Short exercise: Keep only those lines of the records that include the string "What".

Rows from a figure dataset

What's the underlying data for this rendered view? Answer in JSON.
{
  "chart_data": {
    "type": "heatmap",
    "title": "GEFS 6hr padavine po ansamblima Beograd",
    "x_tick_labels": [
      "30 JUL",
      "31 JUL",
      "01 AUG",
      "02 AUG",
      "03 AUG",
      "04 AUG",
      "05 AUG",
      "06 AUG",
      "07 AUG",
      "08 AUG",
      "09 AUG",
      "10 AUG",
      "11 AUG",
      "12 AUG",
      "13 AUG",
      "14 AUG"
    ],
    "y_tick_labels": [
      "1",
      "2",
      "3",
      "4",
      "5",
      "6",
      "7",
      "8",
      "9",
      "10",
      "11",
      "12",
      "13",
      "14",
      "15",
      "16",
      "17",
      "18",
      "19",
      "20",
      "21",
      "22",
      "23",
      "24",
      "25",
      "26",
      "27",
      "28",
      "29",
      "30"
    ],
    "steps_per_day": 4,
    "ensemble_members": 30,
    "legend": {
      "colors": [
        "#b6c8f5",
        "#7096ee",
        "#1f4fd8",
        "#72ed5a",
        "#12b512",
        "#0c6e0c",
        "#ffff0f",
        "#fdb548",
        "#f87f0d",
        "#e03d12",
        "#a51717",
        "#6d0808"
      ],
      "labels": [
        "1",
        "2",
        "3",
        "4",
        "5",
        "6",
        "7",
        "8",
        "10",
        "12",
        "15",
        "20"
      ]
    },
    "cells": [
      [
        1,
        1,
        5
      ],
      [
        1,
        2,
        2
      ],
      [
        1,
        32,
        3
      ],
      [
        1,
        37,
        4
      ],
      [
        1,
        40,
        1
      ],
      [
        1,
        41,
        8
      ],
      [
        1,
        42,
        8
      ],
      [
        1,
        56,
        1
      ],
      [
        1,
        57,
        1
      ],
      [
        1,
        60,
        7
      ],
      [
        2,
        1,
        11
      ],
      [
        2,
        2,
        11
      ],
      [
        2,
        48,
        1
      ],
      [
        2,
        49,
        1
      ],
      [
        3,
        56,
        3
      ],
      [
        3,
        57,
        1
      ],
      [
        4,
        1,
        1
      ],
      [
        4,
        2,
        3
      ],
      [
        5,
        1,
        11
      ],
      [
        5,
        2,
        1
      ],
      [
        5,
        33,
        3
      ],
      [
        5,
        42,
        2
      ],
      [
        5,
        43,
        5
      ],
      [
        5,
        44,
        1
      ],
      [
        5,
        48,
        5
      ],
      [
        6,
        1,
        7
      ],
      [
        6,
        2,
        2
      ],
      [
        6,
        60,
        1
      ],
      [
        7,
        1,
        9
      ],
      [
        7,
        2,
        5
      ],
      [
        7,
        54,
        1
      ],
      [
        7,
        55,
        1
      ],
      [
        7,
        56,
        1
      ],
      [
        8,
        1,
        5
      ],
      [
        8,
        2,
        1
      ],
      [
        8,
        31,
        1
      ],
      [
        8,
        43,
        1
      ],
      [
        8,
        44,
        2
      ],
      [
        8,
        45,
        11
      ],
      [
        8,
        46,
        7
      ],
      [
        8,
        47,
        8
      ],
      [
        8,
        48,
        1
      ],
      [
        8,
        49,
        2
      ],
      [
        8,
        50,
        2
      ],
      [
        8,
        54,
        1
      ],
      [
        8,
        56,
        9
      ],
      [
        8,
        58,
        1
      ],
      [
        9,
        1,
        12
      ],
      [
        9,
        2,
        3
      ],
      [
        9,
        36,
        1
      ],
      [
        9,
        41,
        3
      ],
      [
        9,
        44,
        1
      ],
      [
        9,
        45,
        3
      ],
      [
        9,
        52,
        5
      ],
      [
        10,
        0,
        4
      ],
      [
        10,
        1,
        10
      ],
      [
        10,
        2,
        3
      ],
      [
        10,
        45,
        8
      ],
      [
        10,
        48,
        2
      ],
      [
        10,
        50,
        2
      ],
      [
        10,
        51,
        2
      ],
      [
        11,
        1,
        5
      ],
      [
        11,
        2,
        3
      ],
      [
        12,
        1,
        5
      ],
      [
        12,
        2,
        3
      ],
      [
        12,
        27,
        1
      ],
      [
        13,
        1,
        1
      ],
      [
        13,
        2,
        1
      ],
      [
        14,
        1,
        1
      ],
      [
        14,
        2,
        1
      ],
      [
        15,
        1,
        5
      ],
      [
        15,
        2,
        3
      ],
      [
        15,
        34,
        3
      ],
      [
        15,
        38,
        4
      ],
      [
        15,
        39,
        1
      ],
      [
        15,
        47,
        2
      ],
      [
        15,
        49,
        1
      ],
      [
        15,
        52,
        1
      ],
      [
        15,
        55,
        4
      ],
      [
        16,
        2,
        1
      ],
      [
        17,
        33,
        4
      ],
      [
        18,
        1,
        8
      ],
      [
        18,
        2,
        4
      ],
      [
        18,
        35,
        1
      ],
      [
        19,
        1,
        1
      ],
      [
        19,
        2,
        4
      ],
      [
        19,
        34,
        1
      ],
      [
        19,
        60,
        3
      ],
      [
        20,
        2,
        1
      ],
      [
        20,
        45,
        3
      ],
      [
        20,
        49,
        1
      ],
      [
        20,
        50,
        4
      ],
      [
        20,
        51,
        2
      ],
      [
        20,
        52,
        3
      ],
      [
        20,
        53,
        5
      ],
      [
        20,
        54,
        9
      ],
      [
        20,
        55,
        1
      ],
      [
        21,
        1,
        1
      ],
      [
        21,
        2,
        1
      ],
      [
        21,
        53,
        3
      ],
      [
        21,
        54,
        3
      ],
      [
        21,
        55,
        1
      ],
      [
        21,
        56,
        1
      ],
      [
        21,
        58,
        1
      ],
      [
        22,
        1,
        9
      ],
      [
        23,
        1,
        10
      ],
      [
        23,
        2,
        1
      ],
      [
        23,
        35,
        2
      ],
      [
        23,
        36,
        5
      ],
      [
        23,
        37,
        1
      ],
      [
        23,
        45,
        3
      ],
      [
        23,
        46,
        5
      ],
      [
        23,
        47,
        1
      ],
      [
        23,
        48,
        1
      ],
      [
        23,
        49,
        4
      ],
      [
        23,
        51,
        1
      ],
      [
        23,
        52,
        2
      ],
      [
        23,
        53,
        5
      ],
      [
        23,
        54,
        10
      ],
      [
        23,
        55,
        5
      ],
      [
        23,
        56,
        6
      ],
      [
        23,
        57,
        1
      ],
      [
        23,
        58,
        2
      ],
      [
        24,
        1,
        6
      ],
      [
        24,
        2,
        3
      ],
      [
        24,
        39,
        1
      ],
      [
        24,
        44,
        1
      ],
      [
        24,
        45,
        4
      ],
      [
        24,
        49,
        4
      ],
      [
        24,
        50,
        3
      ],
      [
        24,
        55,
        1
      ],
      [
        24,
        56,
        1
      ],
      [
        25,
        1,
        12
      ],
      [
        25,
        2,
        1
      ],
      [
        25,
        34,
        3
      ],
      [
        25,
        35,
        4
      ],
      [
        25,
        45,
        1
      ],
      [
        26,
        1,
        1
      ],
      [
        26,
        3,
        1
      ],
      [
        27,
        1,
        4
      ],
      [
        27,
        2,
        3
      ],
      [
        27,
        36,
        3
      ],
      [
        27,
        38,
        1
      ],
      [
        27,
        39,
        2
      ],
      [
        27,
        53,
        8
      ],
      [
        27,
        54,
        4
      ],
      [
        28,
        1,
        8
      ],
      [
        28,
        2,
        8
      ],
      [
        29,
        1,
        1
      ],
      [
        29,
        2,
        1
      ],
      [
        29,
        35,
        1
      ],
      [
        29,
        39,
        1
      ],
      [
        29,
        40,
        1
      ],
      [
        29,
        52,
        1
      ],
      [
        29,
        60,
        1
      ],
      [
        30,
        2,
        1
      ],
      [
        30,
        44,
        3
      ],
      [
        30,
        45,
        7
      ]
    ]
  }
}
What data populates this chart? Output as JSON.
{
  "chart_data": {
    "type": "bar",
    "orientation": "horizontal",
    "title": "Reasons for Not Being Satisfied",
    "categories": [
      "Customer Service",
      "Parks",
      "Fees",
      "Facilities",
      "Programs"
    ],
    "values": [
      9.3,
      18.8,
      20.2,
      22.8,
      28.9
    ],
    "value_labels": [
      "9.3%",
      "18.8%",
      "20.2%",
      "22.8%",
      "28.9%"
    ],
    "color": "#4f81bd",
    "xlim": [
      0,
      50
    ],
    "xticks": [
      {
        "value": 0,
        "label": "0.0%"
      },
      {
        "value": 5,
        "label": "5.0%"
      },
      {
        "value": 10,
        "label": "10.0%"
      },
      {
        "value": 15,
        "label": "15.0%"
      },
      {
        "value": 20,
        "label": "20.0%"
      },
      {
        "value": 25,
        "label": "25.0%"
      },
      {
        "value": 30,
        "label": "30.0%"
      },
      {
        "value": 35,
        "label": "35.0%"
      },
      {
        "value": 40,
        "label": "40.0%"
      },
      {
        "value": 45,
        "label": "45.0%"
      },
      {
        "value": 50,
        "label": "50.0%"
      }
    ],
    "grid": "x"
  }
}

Response to this exercise:
What's the underlying data for this rendered view? Answer in JSON.
What data populates this chart? Output as JSON.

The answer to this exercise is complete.